┌──
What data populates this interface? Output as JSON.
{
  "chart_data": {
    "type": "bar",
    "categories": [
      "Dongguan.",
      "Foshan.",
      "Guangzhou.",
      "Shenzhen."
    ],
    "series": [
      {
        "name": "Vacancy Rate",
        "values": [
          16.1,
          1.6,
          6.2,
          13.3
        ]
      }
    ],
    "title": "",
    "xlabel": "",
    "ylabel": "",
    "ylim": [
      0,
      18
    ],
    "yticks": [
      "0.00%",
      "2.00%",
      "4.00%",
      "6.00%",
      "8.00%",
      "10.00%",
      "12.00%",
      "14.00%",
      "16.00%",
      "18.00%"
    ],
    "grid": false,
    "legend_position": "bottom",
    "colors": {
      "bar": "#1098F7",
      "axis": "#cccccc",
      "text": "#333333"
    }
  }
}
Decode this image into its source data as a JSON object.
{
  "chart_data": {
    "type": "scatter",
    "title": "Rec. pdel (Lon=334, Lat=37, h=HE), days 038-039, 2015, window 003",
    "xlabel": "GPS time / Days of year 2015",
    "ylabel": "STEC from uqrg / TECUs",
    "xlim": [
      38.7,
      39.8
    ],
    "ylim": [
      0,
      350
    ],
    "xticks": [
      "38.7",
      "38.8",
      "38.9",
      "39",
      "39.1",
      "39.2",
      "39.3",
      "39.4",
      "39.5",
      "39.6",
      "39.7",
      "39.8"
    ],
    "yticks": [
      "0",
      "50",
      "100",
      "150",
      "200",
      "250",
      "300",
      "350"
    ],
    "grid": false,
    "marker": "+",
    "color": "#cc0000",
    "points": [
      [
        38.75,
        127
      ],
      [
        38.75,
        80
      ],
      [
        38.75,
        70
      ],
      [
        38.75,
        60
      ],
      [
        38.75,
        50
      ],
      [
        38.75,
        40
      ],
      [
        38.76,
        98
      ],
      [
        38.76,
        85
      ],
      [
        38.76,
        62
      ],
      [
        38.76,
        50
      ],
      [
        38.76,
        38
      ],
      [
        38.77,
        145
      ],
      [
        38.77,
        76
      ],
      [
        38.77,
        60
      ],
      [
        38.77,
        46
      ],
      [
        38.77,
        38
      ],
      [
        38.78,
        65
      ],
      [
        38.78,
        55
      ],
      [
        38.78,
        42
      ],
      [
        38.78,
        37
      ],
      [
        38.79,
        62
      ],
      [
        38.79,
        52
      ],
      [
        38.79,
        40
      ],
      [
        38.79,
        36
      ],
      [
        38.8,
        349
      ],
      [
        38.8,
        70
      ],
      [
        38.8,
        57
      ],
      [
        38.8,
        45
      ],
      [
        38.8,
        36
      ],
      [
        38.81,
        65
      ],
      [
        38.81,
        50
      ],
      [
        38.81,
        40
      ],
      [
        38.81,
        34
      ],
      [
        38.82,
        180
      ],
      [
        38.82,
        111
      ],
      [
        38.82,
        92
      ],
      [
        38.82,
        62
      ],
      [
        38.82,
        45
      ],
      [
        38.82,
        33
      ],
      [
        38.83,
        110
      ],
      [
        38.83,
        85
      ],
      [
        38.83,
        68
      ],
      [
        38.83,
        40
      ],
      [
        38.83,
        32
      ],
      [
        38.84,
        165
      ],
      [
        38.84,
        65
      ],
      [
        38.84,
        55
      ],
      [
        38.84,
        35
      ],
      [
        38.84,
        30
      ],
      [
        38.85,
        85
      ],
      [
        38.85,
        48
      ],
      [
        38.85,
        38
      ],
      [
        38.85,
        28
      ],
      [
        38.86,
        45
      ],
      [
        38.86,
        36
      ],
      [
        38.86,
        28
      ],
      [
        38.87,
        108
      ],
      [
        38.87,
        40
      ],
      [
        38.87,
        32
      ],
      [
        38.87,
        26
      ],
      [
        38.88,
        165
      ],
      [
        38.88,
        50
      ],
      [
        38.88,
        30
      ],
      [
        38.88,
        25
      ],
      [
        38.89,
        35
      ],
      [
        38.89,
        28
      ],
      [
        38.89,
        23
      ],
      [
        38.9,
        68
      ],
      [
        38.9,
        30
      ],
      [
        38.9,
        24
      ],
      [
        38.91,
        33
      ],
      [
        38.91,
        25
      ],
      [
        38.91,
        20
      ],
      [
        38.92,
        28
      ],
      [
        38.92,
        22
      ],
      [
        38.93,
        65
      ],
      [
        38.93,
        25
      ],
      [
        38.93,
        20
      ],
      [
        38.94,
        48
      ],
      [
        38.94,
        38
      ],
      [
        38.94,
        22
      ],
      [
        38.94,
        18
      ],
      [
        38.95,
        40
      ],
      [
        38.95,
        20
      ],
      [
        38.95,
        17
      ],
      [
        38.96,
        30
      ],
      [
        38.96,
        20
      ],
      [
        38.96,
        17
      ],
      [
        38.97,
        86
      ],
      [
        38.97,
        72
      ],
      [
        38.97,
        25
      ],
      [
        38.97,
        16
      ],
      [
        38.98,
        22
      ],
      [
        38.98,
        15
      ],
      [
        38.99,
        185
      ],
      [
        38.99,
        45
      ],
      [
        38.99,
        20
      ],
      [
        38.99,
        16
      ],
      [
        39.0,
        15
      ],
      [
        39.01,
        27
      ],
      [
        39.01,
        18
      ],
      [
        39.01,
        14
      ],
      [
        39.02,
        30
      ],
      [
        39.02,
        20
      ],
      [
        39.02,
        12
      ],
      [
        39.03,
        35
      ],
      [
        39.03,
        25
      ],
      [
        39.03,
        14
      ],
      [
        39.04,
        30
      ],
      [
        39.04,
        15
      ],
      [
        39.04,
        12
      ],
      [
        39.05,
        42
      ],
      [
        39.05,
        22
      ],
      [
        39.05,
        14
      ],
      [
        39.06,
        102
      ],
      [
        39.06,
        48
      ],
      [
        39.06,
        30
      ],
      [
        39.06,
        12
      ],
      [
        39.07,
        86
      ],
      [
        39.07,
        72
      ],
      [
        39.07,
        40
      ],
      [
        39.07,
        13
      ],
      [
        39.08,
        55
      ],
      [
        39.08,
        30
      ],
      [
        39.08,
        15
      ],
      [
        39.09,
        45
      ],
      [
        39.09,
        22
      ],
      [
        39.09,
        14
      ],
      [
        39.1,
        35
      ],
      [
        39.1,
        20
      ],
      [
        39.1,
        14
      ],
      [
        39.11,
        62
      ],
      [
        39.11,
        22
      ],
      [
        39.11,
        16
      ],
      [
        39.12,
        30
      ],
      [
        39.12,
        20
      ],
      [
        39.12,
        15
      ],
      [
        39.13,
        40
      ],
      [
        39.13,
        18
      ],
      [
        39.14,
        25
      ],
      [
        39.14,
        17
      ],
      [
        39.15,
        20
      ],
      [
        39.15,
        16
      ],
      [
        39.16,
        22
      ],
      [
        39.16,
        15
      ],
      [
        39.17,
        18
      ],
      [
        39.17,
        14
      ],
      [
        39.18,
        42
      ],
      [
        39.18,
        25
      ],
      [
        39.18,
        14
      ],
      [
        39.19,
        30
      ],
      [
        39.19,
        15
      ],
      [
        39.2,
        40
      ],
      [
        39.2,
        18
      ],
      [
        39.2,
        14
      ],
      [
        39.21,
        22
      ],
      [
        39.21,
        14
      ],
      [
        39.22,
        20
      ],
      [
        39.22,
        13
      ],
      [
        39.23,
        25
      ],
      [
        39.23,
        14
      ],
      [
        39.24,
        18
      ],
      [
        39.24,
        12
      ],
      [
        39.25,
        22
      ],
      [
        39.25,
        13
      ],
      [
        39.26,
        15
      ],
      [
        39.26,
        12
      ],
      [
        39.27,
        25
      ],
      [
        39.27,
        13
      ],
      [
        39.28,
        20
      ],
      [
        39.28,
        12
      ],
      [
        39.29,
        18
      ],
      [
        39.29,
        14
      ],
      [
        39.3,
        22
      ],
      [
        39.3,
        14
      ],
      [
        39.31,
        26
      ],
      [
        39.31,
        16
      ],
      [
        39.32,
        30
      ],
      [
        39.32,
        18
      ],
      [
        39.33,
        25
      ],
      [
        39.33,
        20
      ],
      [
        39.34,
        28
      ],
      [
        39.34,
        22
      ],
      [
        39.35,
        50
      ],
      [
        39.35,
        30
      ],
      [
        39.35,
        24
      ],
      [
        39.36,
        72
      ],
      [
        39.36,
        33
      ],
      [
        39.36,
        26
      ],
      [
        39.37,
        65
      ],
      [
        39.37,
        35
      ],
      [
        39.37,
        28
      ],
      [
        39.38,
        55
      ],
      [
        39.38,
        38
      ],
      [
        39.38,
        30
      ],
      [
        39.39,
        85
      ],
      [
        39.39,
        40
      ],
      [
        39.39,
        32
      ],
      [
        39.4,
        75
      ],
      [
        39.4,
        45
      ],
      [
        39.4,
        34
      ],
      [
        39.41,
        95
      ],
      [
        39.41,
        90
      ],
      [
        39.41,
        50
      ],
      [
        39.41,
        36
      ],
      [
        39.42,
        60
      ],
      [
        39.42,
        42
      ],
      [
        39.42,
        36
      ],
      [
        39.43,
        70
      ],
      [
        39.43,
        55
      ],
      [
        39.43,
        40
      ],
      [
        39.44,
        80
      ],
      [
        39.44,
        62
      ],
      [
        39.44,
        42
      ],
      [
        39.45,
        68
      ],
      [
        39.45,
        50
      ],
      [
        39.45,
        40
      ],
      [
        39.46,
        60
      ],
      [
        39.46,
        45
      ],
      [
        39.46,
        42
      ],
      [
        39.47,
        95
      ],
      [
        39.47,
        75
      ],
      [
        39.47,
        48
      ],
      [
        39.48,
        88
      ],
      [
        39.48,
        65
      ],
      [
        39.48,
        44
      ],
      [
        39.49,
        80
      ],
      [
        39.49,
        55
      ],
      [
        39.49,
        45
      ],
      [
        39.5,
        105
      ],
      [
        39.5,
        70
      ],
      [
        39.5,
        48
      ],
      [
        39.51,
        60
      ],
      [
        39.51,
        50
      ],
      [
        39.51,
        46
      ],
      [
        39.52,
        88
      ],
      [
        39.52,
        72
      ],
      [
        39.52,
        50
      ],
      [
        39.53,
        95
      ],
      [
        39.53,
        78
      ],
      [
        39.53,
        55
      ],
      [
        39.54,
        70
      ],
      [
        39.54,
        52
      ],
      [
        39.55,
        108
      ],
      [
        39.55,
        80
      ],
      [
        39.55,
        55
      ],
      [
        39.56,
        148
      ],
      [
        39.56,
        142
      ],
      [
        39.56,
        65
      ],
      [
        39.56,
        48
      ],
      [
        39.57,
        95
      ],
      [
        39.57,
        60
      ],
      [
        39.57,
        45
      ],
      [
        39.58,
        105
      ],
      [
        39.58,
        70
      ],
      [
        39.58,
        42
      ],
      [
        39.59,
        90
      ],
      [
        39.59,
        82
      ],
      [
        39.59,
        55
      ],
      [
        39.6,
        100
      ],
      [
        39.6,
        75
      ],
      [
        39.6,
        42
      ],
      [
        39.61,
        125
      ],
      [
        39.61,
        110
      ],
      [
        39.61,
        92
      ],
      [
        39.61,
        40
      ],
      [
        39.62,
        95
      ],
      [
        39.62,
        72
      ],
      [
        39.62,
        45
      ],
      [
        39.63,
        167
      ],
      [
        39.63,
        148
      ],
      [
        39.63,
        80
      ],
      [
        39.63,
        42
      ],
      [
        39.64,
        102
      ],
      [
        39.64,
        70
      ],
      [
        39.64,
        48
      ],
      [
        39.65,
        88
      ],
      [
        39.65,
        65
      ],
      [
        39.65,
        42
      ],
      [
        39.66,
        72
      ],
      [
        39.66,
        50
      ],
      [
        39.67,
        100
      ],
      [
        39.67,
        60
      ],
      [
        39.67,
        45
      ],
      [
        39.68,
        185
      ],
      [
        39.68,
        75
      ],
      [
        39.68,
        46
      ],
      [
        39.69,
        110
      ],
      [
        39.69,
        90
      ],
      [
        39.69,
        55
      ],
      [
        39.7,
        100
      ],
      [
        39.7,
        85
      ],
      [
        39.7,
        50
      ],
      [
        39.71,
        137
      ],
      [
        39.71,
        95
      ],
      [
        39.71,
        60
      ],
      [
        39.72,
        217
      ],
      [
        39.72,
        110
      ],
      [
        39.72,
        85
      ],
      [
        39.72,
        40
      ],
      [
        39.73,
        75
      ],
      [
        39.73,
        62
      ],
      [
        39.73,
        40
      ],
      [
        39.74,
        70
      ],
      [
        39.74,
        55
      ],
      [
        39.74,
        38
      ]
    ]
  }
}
└──
- _Description of the task_:
Extract every line containing the string "JSON" from the material.

- _Result_:
What data populates this interface? Output as JSON.
Decode this image into its source data as a JSON object.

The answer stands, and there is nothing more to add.